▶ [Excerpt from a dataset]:
---

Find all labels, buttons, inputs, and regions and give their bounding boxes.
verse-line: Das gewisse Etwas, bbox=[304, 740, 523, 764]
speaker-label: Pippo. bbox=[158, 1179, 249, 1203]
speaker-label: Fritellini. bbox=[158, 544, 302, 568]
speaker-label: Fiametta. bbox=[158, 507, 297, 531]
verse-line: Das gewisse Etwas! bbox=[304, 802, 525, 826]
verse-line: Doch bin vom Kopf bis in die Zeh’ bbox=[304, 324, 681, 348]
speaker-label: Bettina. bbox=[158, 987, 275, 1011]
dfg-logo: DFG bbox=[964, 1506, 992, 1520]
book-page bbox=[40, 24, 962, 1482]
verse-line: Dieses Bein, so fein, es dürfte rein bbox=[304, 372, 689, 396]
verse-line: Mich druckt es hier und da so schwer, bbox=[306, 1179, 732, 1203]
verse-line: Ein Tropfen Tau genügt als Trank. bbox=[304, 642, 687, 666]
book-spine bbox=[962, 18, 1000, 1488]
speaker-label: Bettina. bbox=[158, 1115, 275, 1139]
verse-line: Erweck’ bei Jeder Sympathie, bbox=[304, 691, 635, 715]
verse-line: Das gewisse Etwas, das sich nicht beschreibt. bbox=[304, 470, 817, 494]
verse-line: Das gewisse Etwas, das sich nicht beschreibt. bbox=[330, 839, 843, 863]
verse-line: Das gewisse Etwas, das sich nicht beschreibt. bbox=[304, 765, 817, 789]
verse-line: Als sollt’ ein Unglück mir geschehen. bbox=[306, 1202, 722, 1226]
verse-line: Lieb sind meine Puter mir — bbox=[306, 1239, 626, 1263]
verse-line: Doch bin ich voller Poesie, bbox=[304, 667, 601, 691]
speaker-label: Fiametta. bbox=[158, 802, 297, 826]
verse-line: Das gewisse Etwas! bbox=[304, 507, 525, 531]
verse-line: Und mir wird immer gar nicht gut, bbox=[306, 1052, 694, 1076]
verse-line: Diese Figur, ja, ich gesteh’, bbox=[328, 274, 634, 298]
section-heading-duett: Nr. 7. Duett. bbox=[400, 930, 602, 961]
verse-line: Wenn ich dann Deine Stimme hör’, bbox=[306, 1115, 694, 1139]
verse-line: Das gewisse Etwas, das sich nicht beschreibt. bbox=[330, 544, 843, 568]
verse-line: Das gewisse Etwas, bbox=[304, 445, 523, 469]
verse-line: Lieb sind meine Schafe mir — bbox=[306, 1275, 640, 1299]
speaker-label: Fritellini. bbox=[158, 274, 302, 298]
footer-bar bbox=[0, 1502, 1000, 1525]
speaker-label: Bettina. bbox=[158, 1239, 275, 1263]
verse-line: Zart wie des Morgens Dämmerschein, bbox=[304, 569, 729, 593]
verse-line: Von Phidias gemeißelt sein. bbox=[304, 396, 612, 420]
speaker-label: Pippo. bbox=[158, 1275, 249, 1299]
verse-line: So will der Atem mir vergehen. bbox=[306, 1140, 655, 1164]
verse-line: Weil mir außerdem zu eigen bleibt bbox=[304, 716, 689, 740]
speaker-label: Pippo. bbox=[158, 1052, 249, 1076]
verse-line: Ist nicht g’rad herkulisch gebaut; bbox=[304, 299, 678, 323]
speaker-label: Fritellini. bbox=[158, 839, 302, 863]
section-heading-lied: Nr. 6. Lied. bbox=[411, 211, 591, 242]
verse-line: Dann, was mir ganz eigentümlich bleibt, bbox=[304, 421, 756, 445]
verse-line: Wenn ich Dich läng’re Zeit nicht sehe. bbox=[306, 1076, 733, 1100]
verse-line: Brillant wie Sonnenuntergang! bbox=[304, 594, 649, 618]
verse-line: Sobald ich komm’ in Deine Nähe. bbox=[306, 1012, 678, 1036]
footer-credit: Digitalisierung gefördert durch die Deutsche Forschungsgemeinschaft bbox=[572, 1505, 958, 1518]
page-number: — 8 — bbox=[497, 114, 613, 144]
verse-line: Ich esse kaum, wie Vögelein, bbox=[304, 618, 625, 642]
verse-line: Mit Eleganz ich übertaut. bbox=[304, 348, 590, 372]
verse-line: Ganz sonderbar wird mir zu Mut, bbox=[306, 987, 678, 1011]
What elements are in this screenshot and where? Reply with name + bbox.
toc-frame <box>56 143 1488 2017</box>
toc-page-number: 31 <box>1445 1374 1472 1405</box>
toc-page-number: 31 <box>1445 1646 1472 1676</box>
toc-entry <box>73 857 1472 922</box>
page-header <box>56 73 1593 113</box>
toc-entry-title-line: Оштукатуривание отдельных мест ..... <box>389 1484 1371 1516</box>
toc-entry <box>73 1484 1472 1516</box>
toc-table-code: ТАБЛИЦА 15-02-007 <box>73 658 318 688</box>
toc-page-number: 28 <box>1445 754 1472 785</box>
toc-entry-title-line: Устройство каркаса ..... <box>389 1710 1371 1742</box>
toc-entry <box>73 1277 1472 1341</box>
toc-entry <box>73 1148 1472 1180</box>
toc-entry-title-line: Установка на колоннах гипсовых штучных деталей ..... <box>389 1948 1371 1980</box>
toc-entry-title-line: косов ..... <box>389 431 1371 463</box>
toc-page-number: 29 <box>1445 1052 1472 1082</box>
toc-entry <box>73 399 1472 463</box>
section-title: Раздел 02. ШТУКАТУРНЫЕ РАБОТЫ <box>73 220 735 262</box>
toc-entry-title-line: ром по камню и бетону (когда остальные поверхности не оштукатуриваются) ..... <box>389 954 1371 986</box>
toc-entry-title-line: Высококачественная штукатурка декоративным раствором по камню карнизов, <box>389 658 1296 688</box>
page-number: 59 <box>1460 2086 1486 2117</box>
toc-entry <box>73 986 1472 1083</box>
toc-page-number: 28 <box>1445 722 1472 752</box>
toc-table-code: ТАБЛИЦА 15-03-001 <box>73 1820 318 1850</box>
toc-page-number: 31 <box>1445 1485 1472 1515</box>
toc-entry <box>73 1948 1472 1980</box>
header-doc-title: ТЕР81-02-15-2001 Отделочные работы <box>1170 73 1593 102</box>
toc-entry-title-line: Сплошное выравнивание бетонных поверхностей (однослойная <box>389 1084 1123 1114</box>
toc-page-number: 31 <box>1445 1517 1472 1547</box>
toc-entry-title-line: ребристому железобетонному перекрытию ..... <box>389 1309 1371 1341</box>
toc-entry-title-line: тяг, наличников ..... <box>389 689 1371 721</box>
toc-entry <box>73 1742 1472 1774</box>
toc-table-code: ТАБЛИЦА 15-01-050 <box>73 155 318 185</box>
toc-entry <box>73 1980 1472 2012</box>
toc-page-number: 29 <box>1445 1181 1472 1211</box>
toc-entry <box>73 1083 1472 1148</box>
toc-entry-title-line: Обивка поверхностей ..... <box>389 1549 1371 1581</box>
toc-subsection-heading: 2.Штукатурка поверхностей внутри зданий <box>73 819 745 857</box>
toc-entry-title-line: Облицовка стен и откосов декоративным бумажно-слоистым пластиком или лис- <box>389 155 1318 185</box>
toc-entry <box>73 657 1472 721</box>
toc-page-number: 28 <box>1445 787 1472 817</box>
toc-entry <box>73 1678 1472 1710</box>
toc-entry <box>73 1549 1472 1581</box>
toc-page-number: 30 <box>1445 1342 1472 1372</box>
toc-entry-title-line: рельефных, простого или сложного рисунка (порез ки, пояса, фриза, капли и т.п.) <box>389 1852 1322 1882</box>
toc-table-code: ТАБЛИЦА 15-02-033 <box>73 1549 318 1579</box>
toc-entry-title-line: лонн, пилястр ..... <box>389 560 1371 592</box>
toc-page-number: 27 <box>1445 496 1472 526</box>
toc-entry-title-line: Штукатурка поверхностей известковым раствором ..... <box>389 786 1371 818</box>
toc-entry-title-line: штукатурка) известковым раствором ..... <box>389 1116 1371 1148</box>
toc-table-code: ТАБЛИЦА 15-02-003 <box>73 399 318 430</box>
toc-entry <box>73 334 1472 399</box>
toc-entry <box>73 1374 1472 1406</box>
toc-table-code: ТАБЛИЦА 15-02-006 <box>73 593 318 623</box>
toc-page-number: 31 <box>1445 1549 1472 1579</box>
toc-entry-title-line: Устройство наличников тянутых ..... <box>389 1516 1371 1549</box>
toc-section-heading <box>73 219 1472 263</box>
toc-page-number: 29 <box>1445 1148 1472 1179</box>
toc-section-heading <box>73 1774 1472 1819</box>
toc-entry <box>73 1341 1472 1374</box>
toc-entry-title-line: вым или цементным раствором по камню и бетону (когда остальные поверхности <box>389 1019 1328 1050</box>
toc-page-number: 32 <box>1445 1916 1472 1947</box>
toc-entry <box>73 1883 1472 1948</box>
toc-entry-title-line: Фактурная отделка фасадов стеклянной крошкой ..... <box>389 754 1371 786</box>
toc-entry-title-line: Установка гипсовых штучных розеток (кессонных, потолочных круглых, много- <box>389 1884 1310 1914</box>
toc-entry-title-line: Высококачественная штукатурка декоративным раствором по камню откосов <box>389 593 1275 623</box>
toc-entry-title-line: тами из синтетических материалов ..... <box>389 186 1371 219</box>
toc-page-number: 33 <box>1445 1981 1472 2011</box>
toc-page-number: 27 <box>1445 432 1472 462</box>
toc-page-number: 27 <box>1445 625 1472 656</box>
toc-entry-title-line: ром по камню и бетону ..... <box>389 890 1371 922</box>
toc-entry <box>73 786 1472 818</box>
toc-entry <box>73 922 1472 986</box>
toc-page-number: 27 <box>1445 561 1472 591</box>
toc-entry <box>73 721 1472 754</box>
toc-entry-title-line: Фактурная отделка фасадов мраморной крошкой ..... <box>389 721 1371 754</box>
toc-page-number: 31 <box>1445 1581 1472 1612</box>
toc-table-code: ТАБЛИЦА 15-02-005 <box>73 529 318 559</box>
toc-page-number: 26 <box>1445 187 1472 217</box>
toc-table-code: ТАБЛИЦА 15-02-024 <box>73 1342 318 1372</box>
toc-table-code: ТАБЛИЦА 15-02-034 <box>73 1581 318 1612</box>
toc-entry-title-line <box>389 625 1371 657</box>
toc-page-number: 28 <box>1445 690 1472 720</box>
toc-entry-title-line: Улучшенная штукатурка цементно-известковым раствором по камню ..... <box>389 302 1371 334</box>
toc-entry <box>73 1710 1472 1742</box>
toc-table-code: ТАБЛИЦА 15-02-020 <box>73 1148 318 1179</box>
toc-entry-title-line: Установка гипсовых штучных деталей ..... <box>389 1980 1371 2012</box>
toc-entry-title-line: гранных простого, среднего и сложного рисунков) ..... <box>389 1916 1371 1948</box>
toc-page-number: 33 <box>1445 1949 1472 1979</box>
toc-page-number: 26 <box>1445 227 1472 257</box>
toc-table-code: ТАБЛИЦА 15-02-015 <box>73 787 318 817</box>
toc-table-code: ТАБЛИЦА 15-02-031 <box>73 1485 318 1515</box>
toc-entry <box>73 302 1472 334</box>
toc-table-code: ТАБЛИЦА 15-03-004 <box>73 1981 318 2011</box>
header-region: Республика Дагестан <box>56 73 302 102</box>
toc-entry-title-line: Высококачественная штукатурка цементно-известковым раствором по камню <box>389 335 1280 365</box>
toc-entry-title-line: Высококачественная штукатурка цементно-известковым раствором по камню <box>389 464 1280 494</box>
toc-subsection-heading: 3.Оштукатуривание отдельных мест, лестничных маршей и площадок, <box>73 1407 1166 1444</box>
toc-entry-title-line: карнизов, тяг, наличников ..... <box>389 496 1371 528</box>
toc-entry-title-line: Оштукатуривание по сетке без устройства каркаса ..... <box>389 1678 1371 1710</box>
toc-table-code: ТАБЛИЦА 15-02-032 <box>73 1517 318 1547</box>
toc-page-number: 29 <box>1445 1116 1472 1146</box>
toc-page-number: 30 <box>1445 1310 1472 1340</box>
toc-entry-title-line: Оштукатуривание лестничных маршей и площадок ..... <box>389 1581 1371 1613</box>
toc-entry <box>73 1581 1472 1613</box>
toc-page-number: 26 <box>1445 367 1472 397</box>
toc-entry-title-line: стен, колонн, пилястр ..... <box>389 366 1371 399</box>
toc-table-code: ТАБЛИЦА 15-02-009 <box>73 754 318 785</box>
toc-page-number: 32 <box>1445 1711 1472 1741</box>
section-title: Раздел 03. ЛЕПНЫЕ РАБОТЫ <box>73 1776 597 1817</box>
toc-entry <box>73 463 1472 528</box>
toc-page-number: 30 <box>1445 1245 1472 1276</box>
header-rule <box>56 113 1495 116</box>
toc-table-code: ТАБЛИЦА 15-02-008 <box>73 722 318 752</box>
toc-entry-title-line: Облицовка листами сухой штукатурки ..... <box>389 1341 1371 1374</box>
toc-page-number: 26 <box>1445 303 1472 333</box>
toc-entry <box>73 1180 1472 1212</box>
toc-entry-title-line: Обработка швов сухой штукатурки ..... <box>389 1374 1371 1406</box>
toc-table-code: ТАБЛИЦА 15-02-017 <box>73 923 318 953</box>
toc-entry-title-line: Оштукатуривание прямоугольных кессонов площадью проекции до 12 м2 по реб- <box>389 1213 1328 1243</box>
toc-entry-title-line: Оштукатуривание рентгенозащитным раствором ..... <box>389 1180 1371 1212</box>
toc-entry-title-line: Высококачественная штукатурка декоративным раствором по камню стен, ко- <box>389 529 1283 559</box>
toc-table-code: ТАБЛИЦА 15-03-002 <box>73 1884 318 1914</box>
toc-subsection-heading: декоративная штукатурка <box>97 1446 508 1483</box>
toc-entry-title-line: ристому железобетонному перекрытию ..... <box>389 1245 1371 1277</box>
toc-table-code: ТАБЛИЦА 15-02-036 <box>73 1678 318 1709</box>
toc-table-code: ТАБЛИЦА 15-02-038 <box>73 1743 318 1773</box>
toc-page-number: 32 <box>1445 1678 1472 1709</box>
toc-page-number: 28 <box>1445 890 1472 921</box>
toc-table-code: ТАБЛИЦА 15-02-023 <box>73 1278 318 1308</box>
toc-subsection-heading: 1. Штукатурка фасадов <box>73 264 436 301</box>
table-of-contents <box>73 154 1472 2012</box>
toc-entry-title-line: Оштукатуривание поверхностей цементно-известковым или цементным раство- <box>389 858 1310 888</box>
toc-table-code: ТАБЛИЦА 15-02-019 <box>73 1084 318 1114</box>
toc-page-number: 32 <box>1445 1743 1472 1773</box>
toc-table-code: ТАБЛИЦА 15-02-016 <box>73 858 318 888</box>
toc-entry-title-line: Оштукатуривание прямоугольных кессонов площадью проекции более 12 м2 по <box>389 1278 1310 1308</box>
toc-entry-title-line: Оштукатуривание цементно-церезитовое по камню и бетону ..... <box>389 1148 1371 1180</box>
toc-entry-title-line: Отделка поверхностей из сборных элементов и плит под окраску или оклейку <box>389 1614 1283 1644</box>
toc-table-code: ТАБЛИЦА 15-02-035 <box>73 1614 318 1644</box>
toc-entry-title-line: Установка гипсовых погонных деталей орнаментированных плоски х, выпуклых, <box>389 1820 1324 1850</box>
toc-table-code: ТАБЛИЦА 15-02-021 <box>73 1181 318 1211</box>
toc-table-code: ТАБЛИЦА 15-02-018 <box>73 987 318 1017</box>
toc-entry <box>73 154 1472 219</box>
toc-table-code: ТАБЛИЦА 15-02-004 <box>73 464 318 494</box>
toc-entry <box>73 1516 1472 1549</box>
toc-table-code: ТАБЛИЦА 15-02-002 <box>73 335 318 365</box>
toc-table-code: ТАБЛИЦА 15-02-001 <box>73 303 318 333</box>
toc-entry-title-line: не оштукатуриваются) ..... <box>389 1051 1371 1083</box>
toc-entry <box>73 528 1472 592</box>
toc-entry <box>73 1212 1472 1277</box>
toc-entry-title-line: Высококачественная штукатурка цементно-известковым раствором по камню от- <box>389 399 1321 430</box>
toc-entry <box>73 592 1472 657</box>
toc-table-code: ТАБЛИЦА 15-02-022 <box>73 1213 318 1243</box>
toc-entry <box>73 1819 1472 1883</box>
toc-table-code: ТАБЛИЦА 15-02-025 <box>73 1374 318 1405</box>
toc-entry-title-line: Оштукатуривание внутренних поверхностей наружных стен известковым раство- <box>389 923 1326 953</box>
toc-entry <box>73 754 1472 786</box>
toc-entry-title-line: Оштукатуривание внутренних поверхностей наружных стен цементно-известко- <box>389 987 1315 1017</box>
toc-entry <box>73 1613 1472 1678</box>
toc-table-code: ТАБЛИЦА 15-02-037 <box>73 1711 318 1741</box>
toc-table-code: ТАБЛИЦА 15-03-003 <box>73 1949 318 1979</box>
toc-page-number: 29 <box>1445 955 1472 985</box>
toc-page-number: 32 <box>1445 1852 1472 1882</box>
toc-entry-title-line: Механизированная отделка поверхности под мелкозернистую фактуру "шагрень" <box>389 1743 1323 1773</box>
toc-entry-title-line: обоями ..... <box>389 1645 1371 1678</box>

---

▶ [TASK DETAILS]:
Pick out each line of the records above that contains the word "пилястр", and copy those lines.

▶ [RESULT BELOW]:
toc-entry-title-line: лонн, пилястр ..... <box>389 560 1371 592</box>
toc-entry-title-line: стен, колонн, пилястр ..... <box>389 366 1371 399</box>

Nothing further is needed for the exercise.